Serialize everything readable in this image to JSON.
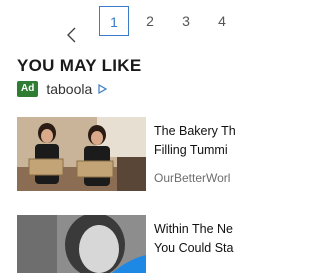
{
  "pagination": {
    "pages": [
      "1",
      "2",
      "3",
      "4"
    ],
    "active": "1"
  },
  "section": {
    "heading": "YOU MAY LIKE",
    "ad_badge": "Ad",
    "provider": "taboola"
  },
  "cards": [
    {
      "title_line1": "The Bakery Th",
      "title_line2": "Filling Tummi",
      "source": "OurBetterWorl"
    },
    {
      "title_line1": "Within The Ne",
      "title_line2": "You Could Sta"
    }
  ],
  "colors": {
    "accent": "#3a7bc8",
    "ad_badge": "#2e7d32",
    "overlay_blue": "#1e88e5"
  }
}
______________________________
◆ **Given task**
Quote all of the entries word for word, omitting any pictures.

◆ **Answer to the task**
Serialize everything readable in this image to JSON.
{
  "pagination": {
    "pages": [
      "1",
      "2",
      "3",
      "4"
    ],
    "active": "1"
  },
  "section": {
    "heading": "YOU MAY LIKE",
    "ad_badge": "Ad",
    "provider": "taboola"
  },
  "cards": [
    {
      "title_line1": "The Bakery Th",
      "title_line2": "Filling Tummi",
      "source": "OurBetterWorl"
    },
    {
      "title_line1": "Within The Ne",
      "title_line2": "You Could Sta"
    }
  ],
  "colors": {
    "accent": "#3a7bc8",
    "ad_badge": "#2e7d32",
    "overlay_blue": "#1e88e5"
  }
}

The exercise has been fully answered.